**EXERCISE DESCRIPTION**
Every entry must be duplicated precisely as written.

========

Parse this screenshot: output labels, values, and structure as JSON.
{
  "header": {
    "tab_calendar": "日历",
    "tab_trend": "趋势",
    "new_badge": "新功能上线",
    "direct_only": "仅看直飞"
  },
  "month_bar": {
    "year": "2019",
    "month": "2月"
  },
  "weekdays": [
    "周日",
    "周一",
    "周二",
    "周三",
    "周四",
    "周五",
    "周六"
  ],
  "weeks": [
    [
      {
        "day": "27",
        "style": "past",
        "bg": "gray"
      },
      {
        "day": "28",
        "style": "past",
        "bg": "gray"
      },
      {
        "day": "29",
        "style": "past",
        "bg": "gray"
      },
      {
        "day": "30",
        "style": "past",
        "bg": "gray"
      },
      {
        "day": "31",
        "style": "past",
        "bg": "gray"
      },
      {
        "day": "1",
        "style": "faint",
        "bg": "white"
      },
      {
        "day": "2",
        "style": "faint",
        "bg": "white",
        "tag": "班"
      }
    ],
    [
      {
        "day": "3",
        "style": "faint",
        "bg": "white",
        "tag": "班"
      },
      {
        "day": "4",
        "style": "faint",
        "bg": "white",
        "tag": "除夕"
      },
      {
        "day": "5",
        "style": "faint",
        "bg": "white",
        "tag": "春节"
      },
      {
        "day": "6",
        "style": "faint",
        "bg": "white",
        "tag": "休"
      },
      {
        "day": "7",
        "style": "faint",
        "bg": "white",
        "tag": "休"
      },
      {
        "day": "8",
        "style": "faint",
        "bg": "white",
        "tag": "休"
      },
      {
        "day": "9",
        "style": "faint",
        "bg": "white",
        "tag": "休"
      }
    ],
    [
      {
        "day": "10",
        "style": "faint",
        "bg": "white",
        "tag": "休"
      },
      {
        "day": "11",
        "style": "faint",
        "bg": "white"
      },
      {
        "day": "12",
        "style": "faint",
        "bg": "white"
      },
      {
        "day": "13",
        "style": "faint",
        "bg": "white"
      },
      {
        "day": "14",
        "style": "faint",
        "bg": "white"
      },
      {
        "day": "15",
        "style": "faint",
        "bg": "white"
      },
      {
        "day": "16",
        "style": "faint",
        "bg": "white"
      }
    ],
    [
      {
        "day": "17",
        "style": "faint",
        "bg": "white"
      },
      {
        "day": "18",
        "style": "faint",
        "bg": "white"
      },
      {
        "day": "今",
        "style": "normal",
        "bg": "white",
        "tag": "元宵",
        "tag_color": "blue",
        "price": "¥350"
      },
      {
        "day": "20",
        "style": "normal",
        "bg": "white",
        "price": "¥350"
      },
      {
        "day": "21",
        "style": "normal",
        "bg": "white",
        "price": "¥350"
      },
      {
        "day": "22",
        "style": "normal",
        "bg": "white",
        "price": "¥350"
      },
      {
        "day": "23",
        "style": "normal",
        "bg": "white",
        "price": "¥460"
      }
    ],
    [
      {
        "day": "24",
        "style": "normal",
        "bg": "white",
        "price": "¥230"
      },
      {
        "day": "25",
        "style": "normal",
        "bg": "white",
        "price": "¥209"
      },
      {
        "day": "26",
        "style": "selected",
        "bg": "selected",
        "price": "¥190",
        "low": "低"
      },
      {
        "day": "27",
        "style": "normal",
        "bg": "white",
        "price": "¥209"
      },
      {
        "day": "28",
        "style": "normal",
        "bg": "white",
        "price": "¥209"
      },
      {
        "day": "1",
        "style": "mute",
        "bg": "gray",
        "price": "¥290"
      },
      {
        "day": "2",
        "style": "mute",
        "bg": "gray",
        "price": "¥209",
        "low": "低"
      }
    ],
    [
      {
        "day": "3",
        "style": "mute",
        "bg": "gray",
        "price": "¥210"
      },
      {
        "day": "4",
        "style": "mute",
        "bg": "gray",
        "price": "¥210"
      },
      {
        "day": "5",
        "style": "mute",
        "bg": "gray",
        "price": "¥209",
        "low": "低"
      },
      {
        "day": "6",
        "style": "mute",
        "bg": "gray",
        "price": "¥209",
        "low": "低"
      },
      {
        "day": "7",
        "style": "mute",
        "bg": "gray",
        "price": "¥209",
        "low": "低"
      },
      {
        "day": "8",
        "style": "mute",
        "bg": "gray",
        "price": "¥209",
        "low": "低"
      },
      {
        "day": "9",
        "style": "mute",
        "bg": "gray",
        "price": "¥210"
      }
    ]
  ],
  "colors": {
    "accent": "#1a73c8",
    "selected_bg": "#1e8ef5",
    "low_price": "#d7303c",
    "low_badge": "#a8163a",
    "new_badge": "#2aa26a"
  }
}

========

**THE REPLY**
Parse this screenshot: output labels, values, and structure as JSON.
{
  "header": {
    "tab_calendar": "日历",
    "tab_trend": "趋势",
    "new_badge": "新功能上线",
    "direct_only": "仅看直飞"
  },
  "month_bar": {
    "year": "2019",
    "month": "2月"
  },
  "weekdays": [
    "周日",
    "周一",
    "周二",
    "周三",
    "周四",
    "周五",
    "周六"
  ],
  "weeks": [
    [
      {
        "day": "27",
        "style": "past",
        "bg": "gray"
      },
      {
        "day": "28",
        "style": "past",
        "bg": "gray"
      },
      {
        "day": "29",
        "style": "past",
        "bg": "gray"
      },
      {
        "day": "30",
        "style": "past",
        "bg": "gray"
      },
      {
        "day": "31",
        "style": "past",
        "bg": "gray"
      },
      {
        "day": "1",
        "style": "faint",
        "bg": "white"
      },
      {
        "day": "2",
        "style": "faint",
        "bg": "white",
        "tag": "班"
      }
    ],
    [
      {
        "day": "3",
        "style": "faint",
        "bg": "white",
        "tag": "班"
      },
      {
        "day": "4",
        "style": "faint",
        "bg": "white",
        "tag": "除夕"
      },
      {
        "day": "5",
        "style": "faint",
        "bg": "white",
        "tag": "春节"
      },
      {
        "day": "6",
        "style": "faint",
        "bg": "white",
        "tag": "休"
      },
      {
        "day": "7",
        "style": "faint",
        "bg": "white",
        "tag": "休"
      },
      {
        "day": "8",
        "style": "faint",
        "bg": "white",
        "tag": "休"
      },
      {
        "day": "9",
        "style": "faint",
        "bg": "white",
        "tag": "休"
      }
    ],
    [
      {
        "day": "10",
        "style": "faint",
        "bg": "white",
        "tag": "休"
      },
      {
        "day": "11",
        "style": "faint",
        "bg": "white"
      },
      {
        "day": "12",
        "style": "faint",
        "bg": "white"
      },
      {
        "day": "13",
        "style": "faint",
        "bg": "white"
      },
      {
        "day": "14",
        "style": "faint",
        "bg": "white"
      },
      {
        "day": "15",
        "style": "faint",
        "bg": "white"
      },
      {
        "day": "16",
        "style": "faint",
        "bg": "white"
      }
    ],
    [
      {
        "day": "17",
        "style": "faint",
        "bg": "white"
      },
      {
        "day": "18",
        "style": "faint",
        "bg": "white"
      },
      {
        "day": "今",
        "style": "normal",
        "bg": "white",
        "tag": "元宵",
        "tag_color": "blue",
        "price": "¥350"
      },
      {
        "day": "20",
        "style": "normal",
        "bg": "white",
        "price": "¥350"
      },
      {
        "day": "21",
        "style": "normal",
        "bg": "white",
        "price": "¥350"
      },
      {
        "day": "22",
        "style": "normal",
        "bg": "white",
        "price": "¥350"
      },
      {
        "day": "23",
        "style": "normal",
        "bg": "white",
        "price": "¥460"
      }
    ],
    [
      {
        "day": "24",
        "style": "normal",
        "bg": "white",
        "price": "¥230"
      },
      {
        "day": "25",
        "style": "normal",
        "bg": "white",
        "price": "¥209"
      },
      {
        "day": "26",
        "style": "selected",
        "bg": "selected",
        "price": "¥190",
        "low": "低"
      },
      {
        "day": "27",
        "style": "normal",
        "bg": "white",
        "price": "¥209"
      },
      {
        "day": "28",
        "style": "normal",
        "bg": "white",
        "price": "¥209"
      },
      {
        "day": "1",
        "style": "mute",
        "bg": "gray",
        "price": "¥290"
      },
      {
        "day": "2",
        "style": "mute",
        "bg": "gray",
        "price": "¥209",
        "low": "低"
      }
    ],
    [
      {
        "day": "3",
        "style": "mute",
        "bg": "gray",
        "price": "¥210"
      },
      {
        "day": "4",
        "style": "mute",
        "bg": "gray",
        "price": "¥210"
      },
      {
        "day": "5",
        "style": "mute",
        "bg": "gray",
        "price": "¥209",
        "low": "低"
      },
      {
        "day": "6",
        "style": "mute",
        "bg": "gray",
        "price": "¥209",
        "low": "低"
      },
      {
        "day": "7",
        "style": "mute",
        "bg": "gray",
        "price": "¥209",
        "low": "低"
      },
      {
        "day": "8",
        "style": "mute",
        "bg": "gray",
        "price": "¥209",
        "low": "低"
      },
      {
        "day": "9",
        "style": "mute",
        "bg": "gray",
        "price": "¥210"
      }
    ]
  ],
  "colors": {
    "accent": "#1a73c8",
    "selected_bg": "#1e8ef5",
    "low_price": "#d7303c",
    "low_badge": "#a8163a",
    "new_badge": "#2aa26a"
  }
}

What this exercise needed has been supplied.